- STATED EXERCISE: What is the number of lines in the entries that include the word "measure"? Respond with the number only.

----------------------------------------

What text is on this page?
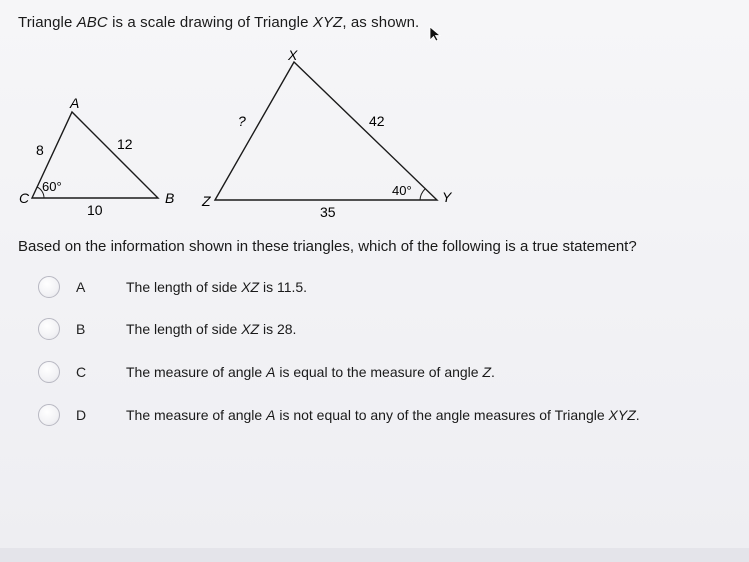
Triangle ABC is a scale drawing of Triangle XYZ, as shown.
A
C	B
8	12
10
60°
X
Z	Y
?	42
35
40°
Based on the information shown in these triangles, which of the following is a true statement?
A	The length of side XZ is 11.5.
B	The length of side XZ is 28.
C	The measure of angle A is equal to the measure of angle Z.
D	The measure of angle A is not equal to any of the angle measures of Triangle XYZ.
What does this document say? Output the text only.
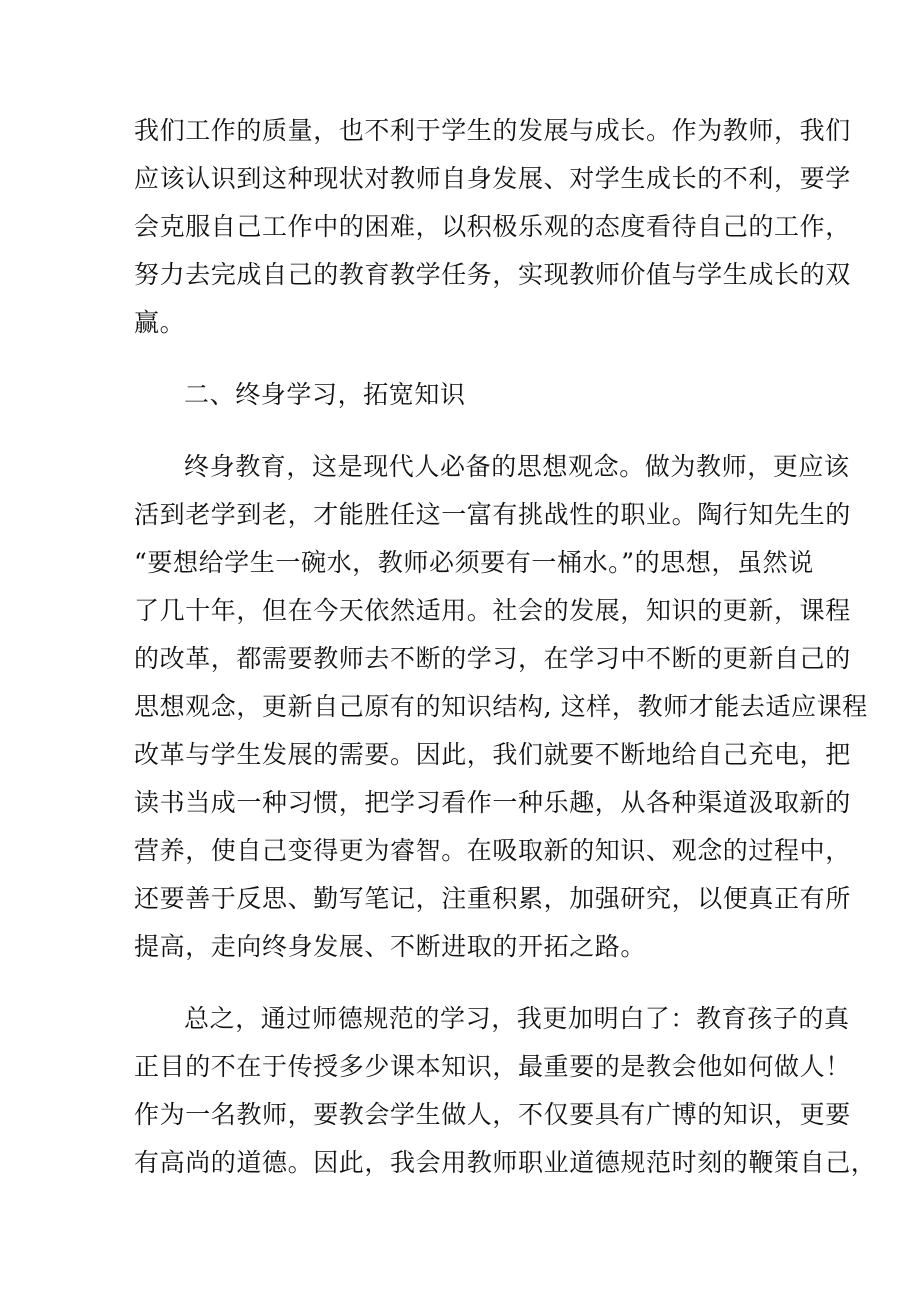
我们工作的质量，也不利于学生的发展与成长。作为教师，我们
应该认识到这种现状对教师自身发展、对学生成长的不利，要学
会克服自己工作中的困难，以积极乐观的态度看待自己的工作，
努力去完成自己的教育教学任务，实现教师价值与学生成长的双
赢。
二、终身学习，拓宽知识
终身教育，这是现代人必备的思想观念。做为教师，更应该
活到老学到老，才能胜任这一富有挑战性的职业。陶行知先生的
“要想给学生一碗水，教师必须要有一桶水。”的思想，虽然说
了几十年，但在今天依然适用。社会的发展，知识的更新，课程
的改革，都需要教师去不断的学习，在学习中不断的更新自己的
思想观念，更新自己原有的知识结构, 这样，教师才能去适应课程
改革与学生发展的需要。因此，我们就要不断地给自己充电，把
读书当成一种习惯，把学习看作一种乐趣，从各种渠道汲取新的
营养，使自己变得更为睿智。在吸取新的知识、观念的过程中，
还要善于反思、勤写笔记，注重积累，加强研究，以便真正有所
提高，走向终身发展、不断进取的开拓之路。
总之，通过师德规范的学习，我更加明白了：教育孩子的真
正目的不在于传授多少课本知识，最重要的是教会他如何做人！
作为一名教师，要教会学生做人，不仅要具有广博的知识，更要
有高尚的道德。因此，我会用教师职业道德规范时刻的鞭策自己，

----------------------------------------

- SOLUTION FOR THIS PROBLEM: 2